--- BEGIN ---

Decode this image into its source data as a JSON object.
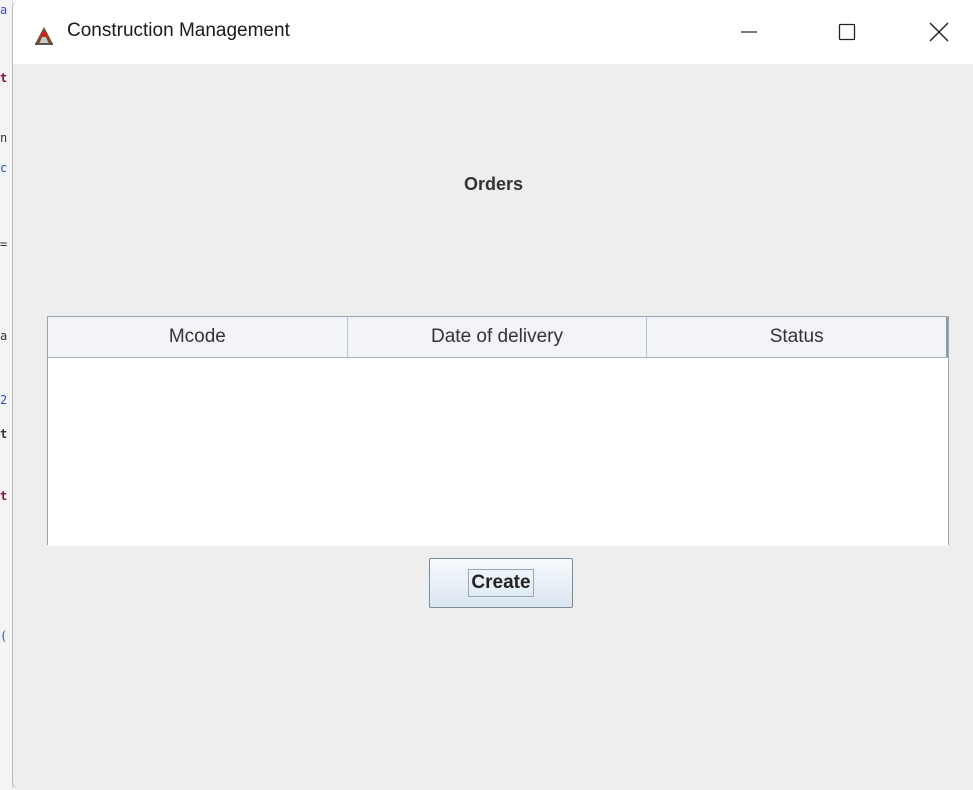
{
  "window": {
    "title": "Construction Management",
    "controls": {
      "minimize": "minimize-icon",
      "maximize": "maximize-icon",
      "close": "close-icon"
    }
  },
  "page": {
    "heading": "Orders"
  },
  "orders_table": {
    "columns": [
      "Mcode",
      "Date of delivery",
      "Status"
    ],
    "rows": []
  },
  "actions": {
    "create_label": "Create"
  },
  "colors": {
    "window_background": "#eeeeee",
    "titlebar_background": "#ffffff",
    "table_header_background": "#f2f4f7",
    "button_gradient_top": "#f6f9fc",
    "button_gradient_bottom": "#dbe6f1"
  }
}
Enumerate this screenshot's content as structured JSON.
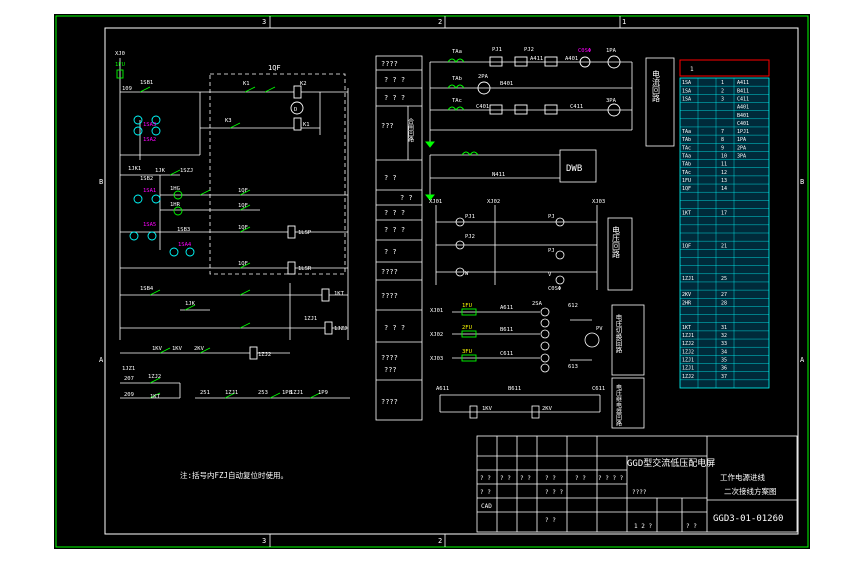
{
  "frame": {
    "zone_top": [
      "3",
      "2",
      "1"
    ],
    "zone_bottom": [
      "3",
      "2"
    ],
    "zone_side": [
      "B",
      "A"
    ]
  },
  "control_circuit": {
    "title_qf": "1QF",
    "labels": [
      "1FU",
      "XJ0",
      "1SB1",
      "109",
      "K1",
      "K2",
      "K3",
      "K1",
      "1SA3",
      "1SA2",
      "1SA1",
      "1JK1",
      "1JK",
      "1SZJ",
      "1HG",
      "1HR",
      "1SB2",
      "1SB3",
      "1SA4",
      "1SA5",
      "1SB4",
      "1JZ1",
      "1JK",
      "1JZJ",
      "1KV",
      "2KV",
      "1KV",
      "1ZJ2",
      "207",
      "209",
      "1ZJ2",
      "1KT",
      "251",
      "253",
      "1ZJ1",
      "1ZJ1",
      "1P8",
      "1P9",
      "1QF",
      "1QF",
      "1QF",
      "1QF",
      "1LSP",
      "1LSR",
      "1KT",
      "1ZJ1",
      "D"
    ],
    "note": "注:括号内FZJ自动复位时使用。"
  },
  "middle_table": {
    "rows": [
      "????",
      "? ? ?",
      "? ? ?",
      "???",
      "合闸回路",
      "? ?",
      "? ?",
      "? ? ?",
      "? ? ?",
      "? ?",
      "????",
      "????",
      "? ? ?",
      "????",
      "???",
      "????"
    ]
  },
  "right_circuit": {
    "labels": [
      "TAa",
      "PJ1",
      "PJ2",
      "A411",
      "A401",
      "C0SΦ",
      "1PA",
      "TAb",
      "2PA",
      "B401",
      "TAc",
      "C401",
      "C411",
      "3PA",
      "N411",
      "DWB",
      "XJ01",
      "XJ02",
      "XJ03",
      "PJ1",
      "PJ2",
      "PJ",
      "PJ",
      "W",
      "V",
      "C0SΦ",
      "1FU",
      "2FU",
      "3FU",
      "A611",
      "B611",
      "C611",
      "2SA",
      "612",
      "613",
      "PV",
      "1KV",
      "2KV",
      "A611",
      "B611",
      "C611"
    ],
    "section_current": "电流回路",
    "section_voltage": "电压回路",
    "section_switch": "电压切换回路",
    "section_relay": "电压继电器回路"
  },
  "terminal_block": {
    "header": "1",
    "rows": [
      "1SA",
      "1SA",
      "1SA",
      "TAa",
      "TAb",
      "TAc",
      "TAa",
      "TAb",
      "TAc",
      "1FU",
      "1QF",
      "1KT",
      "1QF",
      "1ZJ1",
      "2KV",
      "2HR",
      "1KT",
      "1ZJ1",
      "1ZJ2",
      "1ZJ2",
      "1ZJ1",
      "1ZJ1",
      "1ZJ2"
    ],
    "cols": [
      "A411",
      "B411",
      "C411",
      "A401",
      "B401",
      "C401",
      "1PJ1",
      "1PA",
      "2PA",
      "3PA"
    ]
  },
  "title_block": {
    "series_title": "GGD型交流低压配电屏",
    "drawing_name_line1": "工作电源进线",
    "drawing_name_line2": "二次接线方案图",
    "drawing_number": "GGD3-01-01260",
    "cells": [
      "? ?",
      "? ?",
      "? ?",
      "? ?",
      "? ?",
      "? ?",
      "? ? ? ?",
      "CAD",
      "? ? ?",
      "????",
      "? ?",
      "1 2 ?",
      "? ?"
    ]
  },
  "colors": {
    "background": "#000000",
    "frame": "#ffffff",
    "wire": "#ffffff",
    "green": "#00ff00",
    "magenta": "#ff00ff",
    "cyan": "#00ffff",
    "red": "#ff0000",
    "yellow": "#ffff00",
    "terminal_fill": "#003344",
    "outer_bg": "#ffffff"
  }
}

--- END ---

- _Given request_: Copy everything in the records above except the pictures, exactly as written.

- _Task answer_:
Decode this image into its source data as a JSON object.
{
  "window": {
    "title": "Construction Management",
    "controls": {
      "minimize": "minimize-icon",
      "maximize": "maximize-icon",
      "close": "close-icon"
    }
  },
  "page": {
    "heading": "Orders"
  },
  "orders_table": {
    "columns": [
      "Mcode",
      "Date of delivery",
      "Status"
    ],
    "rows": []
  },
  "actions": {
    "create_label": "Create"
  },
  "colors": {
    "window_background": "#eeeeee",
    "titlebar_background": "#ffffff",
    "table_header_background": "#f2f4f7",
    "button_gradient_top": "#f6f9fc",
    "button_gradient_bottom": "#dbe6f1"
  }
}
Enumerate this screenshot's content as structured JSON.
{
  "frame": {
    "zone_top": [
      "3",
      "2",
      "1"
    ],
    "zone_bottom": [
      "3",
      "2"
    ],
    "zone_side": [
      "B",
      "A"
    ]
  },
  "control_circuit": {
    "title_qf": "1QF",
    "labels": [
      "1FU",
      "XJ0",
      "1SB1",
      "109",
      "K1",
      "K2",
      "K3",
      "K1",
      "1SA3",
      "1SA2",
      "1SA1",
      "1JK1",
      "1JK",
      "1SZJ",
      "1HG",
      "1HR",
      "1SB2",
      "1SB3",
      "1SA4",
      "1SA5",
      "1SB4",
      "1JZ1",
      "1JK",
      "1JZJ",
      "1KV",
      "2KV",
      "1KV",
      "1ZJ2",
      "207",
      "209",
      "1ZJ2",
      "1KT",
      "251",
      "253",
      "1ZJ1",
      "1ZJ1",
      "1P8",
      "1P9",
      "1QF",
      "1QF",
      "1QF",
      "1QF",
      "1LSP",
      "1LSR",
      "1KT",
      "1ZJ1",
      "D"
    ],
    "note": "注:括号内FZJ自动复位时使用。"
  },
  "middle_table": {
    "rows": [
      "????",
      "? ? ?",
      "? ? ?",
      "???",
      "合闸回路",
      "? ?",
      "? ?",
      "? ? ?",
      "? ? ?",
      "? ?",
      "????",
      "????",
      "? ? ?",
      "????",
      "???",
      "????"
    ]
  },
  "right_circuit": {
    "labels": [
      "TAa",
      "PJ1",
      "PJ2",
      "A411",
      "A401",
      "C0SΦ",
      "1PA",
      "TAb",
      "2PA",
      "B401",
      "TAc",
      "C401",
      "C411",
      "3PA",
      "N411",
      "DWB",
      "XJ01",
      "XJ02",
      "XJ03",
      "PJ1",
      "PJ2",
      "PJ",
      "PJ",
      "W",
      "V",
      "C0SΦ",
      "1FU",
      "2FU",
      "3FU",
      "A611",
      "B611",
      "C611",
      "2SA",
      "612",
      "613",
      "PV",
      "1KV",
      "2KV",
      "A611",
      "B611",
      "C611"
    ],
    "section_current": "电流回路",
    "section_voltage": "电压回路",
    "section_switch": "电压切换回路",
    "section_relay": "电压继电器回路"
  },
  "terminal_block": {
    "header": "1",
    "rows": [
      "1SA",
      "1SA",
      "1SA",
      "TAa",
      "TAb",
      "TAc",
      "TAa",
      "TAb",
      "TAc",
      "1FU",
      "1QF",
      "1KT",
      "1QF",
      "1ZJ1",
      "2KV",
      "2HR",
      "1KT",
      "1ZJ1",
      "1ZJ2",
      "1ZJ2",
      "1ZJ1",
      "1ZJ1",
      "1ZJ2"
    ],
    "cols": [
      "A411",
      "B411",
      "C411",
      "A401",
      "B401",
      "C401",
      "1PJ1",
      "1PA",
      "2PA",
      "3PA"
    ]
  },
  "title_block": {
    "series_title": "GGD型交流低压配电屏",
    "drawing_name_line1": "工作电源进线",
    "drawing_name_line2": "二次接线方案图",
    "drawing_number": "GGD3-01-01260",
    "cells": [
      "? ?",
      "? ?",
      "? ?",
      "? ?",
      "? ?",
      "? ?",
      "? ? ? ?",
      "CAD",
      "? ? ?",
      "????",
      "? ?",
      "1 2 ?",
      "? ?"
    ]
  },
  "colors": {
    "background": "#000000",
    "frame": "#ffffff",
    "wire": "#ffffff",
    "green": "#00ff00",
    "magenta": "#ff00ff",
    "cyan": "#00ffff",
    "red": "#ff0000",
    "yellow": "#ffff00",
    "terminal_fill": "#003344",
    "outer_bg": "#ffffff"
  }
}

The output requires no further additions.